**WHAT IS REQUIRED**
Gather every line below where "formed" appears.

**RECORD LIST**
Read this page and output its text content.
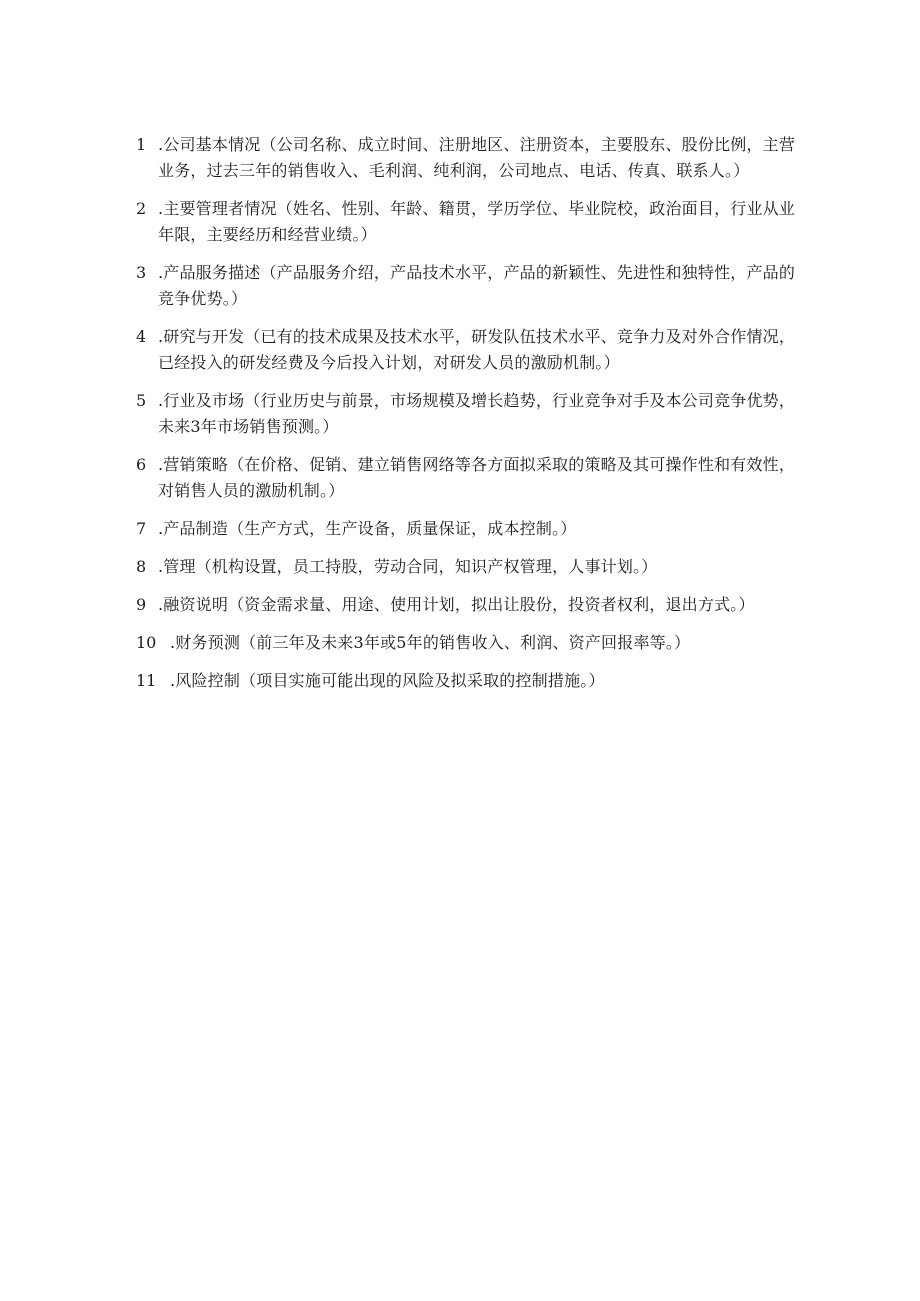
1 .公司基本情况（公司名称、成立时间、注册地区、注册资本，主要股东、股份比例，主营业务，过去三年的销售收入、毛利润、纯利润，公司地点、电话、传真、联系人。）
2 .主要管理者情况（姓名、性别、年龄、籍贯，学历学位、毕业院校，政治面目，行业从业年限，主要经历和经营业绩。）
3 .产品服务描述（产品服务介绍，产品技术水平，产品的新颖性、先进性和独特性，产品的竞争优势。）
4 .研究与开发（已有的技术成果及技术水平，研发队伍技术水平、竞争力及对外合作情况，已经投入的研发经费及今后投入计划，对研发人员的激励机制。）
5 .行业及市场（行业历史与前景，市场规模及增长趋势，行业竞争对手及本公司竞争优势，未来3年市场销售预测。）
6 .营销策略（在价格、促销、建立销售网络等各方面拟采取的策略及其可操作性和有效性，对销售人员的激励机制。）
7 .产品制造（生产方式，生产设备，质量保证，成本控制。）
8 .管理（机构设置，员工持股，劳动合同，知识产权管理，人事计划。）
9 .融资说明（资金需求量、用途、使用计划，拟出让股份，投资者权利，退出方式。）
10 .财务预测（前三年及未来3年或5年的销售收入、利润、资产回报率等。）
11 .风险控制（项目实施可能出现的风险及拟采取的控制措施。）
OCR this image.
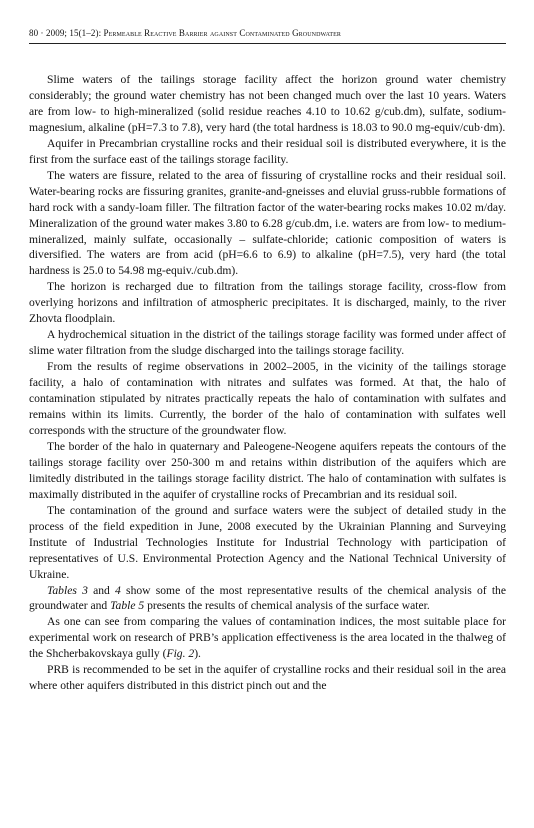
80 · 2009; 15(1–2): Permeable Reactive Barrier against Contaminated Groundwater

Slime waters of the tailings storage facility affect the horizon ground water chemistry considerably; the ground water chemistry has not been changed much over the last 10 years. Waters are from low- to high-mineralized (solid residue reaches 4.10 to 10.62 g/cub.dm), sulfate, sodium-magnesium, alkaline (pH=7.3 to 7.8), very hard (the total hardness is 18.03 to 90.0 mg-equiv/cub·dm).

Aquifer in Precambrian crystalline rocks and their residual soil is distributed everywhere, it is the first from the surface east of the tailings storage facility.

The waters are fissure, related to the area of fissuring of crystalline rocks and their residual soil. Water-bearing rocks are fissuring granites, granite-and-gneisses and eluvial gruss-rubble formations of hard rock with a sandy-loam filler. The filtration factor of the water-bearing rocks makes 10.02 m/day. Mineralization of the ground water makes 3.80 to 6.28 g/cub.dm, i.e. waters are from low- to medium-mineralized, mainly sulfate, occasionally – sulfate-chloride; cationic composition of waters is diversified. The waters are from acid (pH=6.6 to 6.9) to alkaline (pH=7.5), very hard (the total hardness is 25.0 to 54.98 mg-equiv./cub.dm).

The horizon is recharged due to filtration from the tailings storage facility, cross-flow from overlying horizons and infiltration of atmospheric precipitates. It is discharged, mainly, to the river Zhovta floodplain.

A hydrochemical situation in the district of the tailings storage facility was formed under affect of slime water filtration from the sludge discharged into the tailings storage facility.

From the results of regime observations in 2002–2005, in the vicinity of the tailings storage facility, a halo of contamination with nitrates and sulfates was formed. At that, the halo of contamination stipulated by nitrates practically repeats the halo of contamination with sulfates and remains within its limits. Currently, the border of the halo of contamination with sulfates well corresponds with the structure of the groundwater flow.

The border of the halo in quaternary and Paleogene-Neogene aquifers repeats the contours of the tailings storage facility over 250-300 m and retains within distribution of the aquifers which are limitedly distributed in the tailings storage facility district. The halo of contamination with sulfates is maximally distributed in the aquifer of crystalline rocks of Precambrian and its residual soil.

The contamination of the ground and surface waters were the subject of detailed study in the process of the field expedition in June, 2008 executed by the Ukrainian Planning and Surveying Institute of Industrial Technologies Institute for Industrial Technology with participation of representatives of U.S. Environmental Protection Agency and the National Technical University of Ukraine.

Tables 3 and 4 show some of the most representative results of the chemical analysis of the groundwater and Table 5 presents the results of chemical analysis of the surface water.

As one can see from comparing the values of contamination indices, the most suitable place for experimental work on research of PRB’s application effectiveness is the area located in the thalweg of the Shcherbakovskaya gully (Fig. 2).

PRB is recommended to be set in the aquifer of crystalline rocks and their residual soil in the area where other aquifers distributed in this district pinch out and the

**FINISHED ANSWER**
A hydrochemical situation in the district of the tailings storage facility was formed under affect of slime water filtration from the sludge discharged into the tailings storage facility.
From the results of regime observations in 2002–2005, in the vicinity of the tailings storage facility, a halo of contamination with nitrates and sulfates was formed. At that, the halo of contamination stipulated by nitrates practically repeats the halo of contamination with sulfates and remains within its limits. Currently, the border of the halo of contamination with sulfates well corresponds with the structure of the groundwater flow.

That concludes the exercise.